Work to do:
Return every one of the entries below word for word, with each line unchanged and in its original order.

Recorded information:

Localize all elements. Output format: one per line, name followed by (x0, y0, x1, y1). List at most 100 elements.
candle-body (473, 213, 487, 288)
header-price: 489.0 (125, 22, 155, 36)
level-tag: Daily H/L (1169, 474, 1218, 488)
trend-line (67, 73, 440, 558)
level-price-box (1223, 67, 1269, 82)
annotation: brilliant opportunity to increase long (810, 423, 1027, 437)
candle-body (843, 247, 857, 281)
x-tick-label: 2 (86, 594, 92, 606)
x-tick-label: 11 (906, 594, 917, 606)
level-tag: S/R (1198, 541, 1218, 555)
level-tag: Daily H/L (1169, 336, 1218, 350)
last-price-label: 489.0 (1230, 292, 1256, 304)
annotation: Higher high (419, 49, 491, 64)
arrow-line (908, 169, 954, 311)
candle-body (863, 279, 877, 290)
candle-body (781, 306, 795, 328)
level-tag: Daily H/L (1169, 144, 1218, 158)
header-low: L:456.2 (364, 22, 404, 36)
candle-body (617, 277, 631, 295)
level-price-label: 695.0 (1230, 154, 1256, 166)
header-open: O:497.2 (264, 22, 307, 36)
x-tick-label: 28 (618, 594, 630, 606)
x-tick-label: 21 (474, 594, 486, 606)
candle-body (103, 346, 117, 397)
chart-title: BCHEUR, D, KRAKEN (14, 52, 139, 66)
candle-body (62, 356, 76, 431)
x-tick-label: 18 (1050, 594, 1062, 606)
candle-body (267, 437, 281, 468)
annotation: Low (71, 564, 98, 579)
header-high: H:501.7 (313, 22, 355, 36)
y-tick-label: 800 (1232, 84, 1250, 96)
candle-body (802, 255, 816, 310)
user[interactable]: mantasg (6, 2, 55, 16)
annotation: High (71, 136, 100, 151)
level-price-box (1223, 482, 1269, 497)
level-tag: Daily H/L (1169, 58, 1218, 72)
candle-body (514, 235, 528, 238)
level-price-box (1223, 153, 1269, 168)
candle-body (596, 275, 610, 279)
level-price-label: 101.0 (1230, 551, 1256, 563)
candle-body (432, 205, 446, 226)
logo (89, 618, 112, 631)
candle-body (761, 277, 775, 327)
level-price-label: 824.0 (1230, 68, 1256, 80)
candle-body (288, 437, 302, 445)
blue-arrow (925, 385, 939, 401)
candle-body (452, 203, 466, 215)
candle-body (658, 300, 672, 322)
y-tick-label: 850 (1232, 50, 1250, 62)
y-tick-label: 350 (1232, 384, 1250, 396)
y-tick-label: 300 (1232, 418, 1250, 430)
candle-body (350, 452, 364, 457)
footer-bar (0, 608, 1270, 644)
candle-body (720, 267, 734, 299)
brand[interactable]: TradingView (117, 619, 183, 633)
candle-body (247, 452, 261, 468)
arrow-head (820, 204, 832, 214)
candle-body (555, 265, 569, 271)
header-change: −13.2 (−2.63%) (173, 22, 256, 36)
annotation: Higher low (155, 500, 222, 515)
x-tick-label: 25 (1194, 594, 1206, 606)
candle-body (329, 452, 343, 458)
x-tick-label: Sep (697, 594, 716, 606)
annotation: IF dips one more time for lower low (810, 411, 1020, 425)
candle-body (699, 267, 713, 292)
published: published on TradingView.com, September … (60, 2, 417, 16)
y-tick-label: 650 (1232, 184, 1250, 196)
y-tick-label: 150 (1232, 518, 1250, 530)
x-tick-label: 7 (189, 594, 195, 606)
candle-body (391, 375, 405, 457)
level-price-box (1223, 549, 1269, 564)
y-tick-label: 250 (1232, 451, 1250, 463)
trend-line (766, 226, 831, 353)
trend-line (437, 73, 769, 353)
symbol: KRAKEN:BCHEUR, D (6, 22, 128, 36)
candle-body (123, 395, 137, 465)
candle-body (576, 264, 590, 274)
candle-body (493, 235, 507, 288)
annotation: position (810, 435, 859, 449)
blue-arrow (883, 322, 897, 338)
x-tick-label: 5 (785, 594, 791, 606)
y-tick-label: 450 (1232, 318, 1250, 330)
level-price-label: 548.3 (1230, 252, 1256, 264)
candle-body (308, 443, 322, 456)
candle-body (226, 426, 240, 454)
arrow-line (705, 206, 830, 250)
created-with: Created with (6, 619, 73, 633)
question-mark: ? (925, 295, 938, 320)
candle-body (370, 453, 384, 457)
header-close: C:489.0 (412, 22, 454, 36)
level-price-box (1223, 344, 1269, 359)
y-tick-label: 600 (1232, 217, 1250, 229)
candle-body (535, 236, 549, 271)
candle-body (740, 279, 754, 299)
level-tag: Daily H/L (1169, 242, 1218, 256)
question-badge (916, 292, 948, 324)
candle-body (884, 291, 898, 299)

Answer for the task:
Localize all elements. Output format: one per line, name followed by (x0, y0, x1, y1). List at most 100 elements.
candle-body (473, 213, 487, 288)
header-price: 489.0 (125, 22, 155, 36)
level-tag: Daily H/L (1169, 474, 1218, 488)
trend-line (67, 73, 440, 558)
level-price-box (1223, 67, 1269, 82)
annotation: brilliant opportunity to increase long (810, 423, 1027, 437)
candle-body (843, 247, 857, 281)
x-tick-label: 2 (86, 594, 92, 606)
x-tick-label: 11 (906, 594, 917, 606)
level-tag: S/R (1198, 541, 1218, 555)
level-tag: Daily H/L (1169, 336, 1218, 350)
last-price-label: 489.0 (1230, 292, 1256, 304)
annotation: Higher high (419, 49, 491, 64)
arrow-line (908, 169, 954, 311)
candle-body (863, 279, 877, 290)
candle-body (781, 306, 795, 328)
level-tag: Daily H/L (1169, 144, 1218, 158)
header-low: L:456.2 (364, 22, 404, 36)
candle-body (617, 277, 631, 295)
level-price-label: 695.0 (1230, 154, 1256, 166)
header-open: O:497.2 (264, 22, 307, 36)
x-tick-label: 28 (618, 594, 630, 606)
x-tick-label: 21 (474, 594, 486, 606)
candle-body (103, 346, 117, 397)
chart-title: BCHEUR, D, KRAKEN (14, 52, 139, 66)
candle-body (62, 356, 76, 431)
x-tick-label: 18 (1050, 594, 1062, 606)
candle-body (267, 437, 281, 468)
annotation: Low (71, 564, 98, 579)
header-high: H:501.7 (313, 22, 355, 36)
y-tick-label: 800 (1232, 84, 1250, 96)
candle-body (802, 255, 816, 310)
user[interactable]: mantasg (6, 2, 55, 16)
annotation: High (71, 136, 100, 151)
level-price-box (1223, 482, 1269, 497)
level-tag: Daily H/L (1169, 58, 1218, 72)
candle-body (514, 235, 528, 238)
level-price-box (1223, 153, 1269, 168)
candle-body (596, 275, 610, 279)
level-price-label: 101.0 (1230, 551, 1256, 563)
candle-body (432, 205, 446, 226)
logo (89, 618, 112, 631)
candle-body (761, 277, 775, 327)
level-price-label: 824.0 (1230, 68, 1256, 80)
candle-body (288, 437, 302, 445)
blue-arrow (925, 385, 939, 401)
candle-body (452, 203, 466, 215)
candle-body (658, 300, 672, 322)
y-tick-label: 850 (1232, 50, 1250, 62)
y-tick-label: 350 (1232, 384, 1250, 396)
y-tick-label: 300 (1232, 418, 1250, 430)
candle-body (350, 452, 364, 457)
footer-bar (0, 608, 1270, 644)
candle-body (720, 267, 734, 299)
brand[interactable]: TradingView (117, 619, 183, 633)
candle-body (247, 452, 261, 468)
arrow-head (820, 204, 832, 214)
candle-body (555, 265, 569, 271)
header-change: −13.2 (−2.63%) (173, 22, 256, 36)
annotation: Higher low (155, 500, 222, 515)
x-tick-label: 25 (1194, 594, 1206, 606)
candle-body (329, 452, 343, 458)
x-tick-label: Sep (697, 594, 716, 606)
annotation: IF dips one more time for lower low (810, 411, 1020, 425)
candle-body (699, 267, 713, 292)
published: published on TradingView.com, September … (60, 2, 417, 16)
y-tick-label: 650 (1232, 184, 1250, 196)
y-tick-label: 150 (1232, 518, 1250, 530)
x-tick-label: 7 (189, 594, 195, 606)
candle-body (391, 375, 405, 457)
level-price-box (1223, 549, 1269, 564)
y-tick-label: 250 (1232, 451, 1250, 463)
trend-line (766, 226, 831, 353)
trend-line (437, 73, 769, 353)
symbol: KRAKEN:BCHEUR, D (6, 22, 128, 36)
candle-body (123, 395, 137, 465)
candle-body (576, 264, 590, 274)
candle-body (493, 235, 507, 288)
annotation: position (810, 435, 859, 449)
blue-arrow (883, 322, 897, 338)
x-tick-label: 5 (785, 594, 791, 606)
y-tick-label: 450 (1232, 318, 1250, 330)
level-price-label: 548.3 (1230, 252, 1256, 264)
candle-body (308, 443, 322, 456)
candle-body (226, 426, 240, 454)
arrow-line (705, 206, 830, 250)
created-with: Created with (6, 619, 73, 633)
question-mark: ? (925, 295, 938, 320)
candle-body (370, 453, 384, 457)
header-close: C:489.0 (412, 22, 454, 36)
level-price-box (1223, 344, 1269, 359)
y-tick-label: 600 (1232, 217, 1250, 229)
candle-body (535, 236, 549, 271)
candle-body (740, 279, 754, 299)
level-tag: Daily H/L (1169, 242, 1218, 256)
question-badge (916, 292, 948, 324)
candle-body (884, 291, 898, 299)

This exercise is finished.